O ridículo das cartas

Foto: falouepontofinal.com.br

Cartas de amor são ridículas, escreveu Fernando Pessoa.
Somos efêmeros o suficiente para mudar de lado na política, na opinião sobre dinheiro e ética, sobre as visões do mundo.
Somos efêmeros para mudar de amor a cada estação, ou quando mudamos de cidade ou emprego, sob a justificativa aceitável de que a felicidade está sempre a um passo de distância.
Conversas e justificativas que tornam aceitáveis atitudes que transformam pessoas em objetos e que, sem cerimônia, passamos a usar egoistamente sem o pré-julgamento da sociedade.
Quantos “amores eternos” você não viu acabar do dia para a noite? Quantas paixões incríveis são formadas em show musical?
Evidentemente, não podemos misturar a paixão com o amor, pois aquela tem a licença poética para começar e acabar ao bel-prazer; este não.
O amor é um pouco mais preso por ser entendido como duradouro, entediante, promovedor de cartas ridículas, sem sentido e constrangedoras. O amor, endeusado, passou de profano a santo e perdeu a regalia de ser exterminado a qualquer hora.

As cartas de amor são ridículas não por existirem, mas por trazer à tona, em momentos impróprios, amores passados, lembranças de dias “felizes”, de olhares e sorrisos. Fosse só palavras, sem data e sem nomes, estaria tudo bem. Se fosse.

(Registros de dados armazenados)
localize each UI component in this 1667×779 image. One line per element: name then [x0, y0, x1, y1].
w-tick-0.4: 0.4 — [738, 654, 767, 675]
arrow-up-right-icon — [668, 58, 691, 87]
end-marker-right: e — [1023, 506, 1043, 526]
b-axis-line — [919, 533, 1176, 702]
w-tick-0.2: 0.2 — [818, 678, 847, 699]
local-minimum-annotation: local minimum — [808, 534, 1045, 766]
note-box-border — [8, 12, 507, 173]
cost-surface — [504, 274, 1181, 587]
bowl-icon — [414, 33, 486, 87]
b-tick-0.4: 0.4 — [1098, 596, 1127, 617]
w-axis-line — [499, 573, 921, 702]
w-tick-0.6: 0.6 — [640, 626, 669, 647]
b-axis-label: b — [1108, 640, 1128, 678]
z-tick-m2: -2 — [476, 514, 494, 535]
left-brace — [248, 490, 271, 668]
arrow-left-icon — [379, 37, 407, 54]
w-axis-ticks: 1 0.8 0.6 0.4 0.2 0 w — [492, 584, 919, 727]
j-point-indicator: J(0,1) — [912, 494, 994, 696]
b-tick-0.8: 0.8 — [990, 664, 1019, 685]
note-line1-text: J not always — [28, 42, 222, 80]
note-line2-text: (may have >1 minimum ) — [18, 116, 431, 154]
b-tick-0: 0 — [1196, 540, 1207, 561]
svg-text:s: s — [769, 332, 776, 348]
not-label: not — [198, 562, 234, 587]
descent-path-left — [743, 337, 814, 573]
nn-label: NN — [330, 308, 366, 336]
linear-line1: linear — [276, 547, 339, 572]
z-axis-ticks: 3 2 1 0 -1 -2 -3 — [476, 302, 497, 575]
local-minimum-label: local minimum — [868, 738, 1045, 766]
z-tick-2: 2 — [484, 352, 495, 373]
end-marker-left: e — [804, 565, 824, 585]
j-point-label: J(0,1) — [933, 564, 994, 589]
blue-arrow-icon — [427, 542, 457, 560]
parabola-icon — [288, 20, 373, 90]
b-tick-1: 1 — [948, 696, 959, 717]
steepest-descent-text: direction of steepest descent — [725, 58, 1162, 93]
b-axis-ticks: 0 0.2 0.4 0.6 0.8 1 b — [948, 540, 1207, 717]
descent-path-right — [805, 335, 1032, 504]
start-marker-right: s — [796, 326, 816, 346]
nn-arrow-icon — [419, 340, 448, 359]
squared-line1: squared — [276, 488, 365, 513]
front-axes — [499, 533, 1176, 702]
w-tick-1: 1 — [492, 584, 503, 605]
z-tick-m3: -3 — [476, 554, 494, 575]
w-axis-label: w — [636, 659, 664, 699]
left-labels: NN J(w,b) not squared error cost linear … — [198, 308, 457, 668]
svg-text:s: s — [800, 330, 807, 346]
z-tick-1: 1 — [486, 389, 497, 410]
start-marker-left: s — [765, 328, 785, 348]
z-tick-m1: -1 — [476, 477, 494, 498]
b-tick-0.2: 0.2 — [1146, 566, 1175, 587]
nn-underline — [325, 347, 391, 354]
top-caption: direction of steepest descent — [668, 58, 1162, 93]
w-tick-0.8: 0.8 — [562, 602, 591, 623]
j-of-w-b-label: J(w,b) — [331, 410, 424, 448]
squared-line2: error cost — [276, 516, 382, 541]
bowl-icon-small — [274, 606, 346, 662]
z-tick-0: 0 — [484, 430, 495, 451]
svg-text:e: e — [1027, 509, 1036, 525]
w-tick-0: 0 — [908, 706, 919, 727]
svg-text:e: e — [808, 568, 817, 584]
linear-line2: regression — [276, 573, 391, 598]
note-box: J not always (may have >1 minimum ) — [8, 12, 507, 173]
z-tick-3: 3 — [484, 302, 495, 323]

Enunciado da tarefa>
Na frase do texto citado que começa com "O amor é um pouco mais preso", liste todas as características atribuídas às cartas que o amor promove.

Resolução>
- ridículas
- sem sentido
- constrangedoras